Exercise description: From the data that follows, report how many lines hold the string "салоне", giving only the number.

# Stored records start

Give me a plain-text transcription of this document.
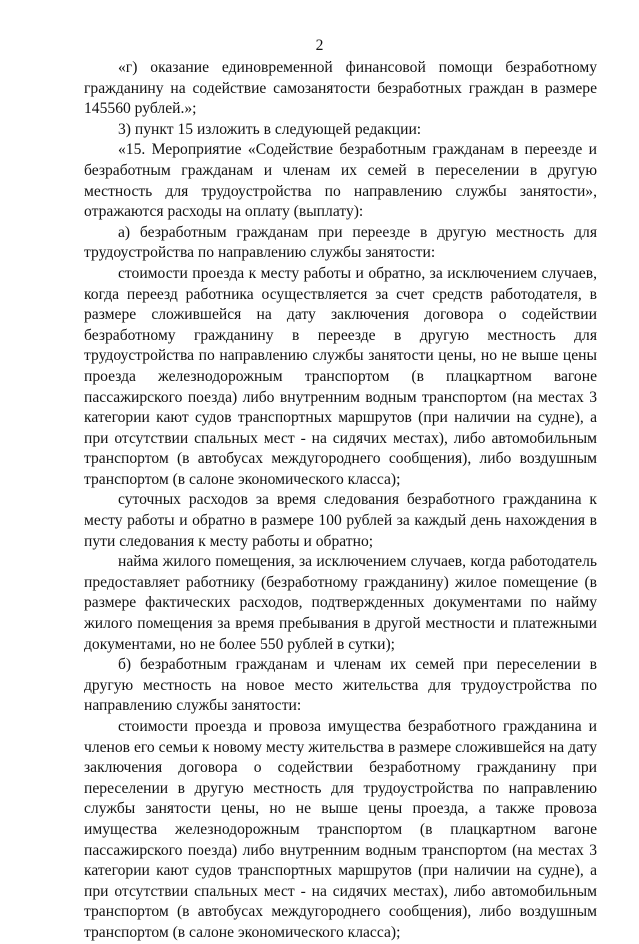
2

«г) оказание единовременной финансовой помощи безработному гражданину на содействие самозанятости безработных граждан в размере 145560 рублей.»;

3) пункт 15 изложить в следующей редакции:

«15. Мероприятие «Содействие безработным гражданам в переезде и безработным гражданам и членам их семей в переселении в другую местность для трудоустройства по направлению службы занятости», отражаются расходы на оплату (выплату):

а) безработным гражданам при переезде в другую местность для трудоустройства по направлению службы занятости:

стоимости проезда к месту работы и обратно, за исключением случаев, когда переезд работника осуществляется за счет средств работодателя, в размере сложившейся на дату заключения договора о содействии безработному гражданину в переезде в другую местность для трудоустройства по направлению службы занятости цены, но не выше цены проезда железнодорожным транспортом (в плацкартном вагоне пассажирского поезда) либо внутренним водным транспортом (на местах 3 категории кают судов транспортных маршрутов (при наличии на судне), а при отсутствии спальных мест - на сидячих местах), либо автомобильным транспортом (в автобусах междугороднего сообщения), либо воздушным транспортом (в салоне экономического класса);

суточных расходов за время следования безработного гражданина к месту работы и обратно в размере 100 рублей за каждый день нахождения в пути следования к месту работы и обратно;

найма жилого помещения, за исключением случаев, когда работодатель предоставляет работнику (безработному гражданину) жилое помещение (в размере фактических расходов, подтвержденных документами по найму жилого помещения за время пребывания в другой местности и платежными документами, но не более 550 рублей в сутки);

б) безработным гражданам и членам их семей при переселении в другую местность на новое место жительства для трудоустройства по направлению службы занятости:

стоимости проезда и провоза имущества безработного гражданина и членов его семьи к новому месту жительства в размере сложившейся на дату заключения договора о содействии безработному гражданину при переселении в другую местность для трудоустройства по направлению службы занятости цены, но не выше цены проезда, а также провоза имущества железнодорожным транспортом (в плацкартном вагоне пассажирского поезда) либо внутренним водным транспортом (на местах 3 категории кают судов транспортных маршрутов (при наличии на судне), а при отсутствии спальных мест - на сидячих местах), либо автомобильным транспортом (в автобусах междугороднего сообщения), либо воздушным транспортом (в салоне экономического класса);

# Stored records end

Final result: 2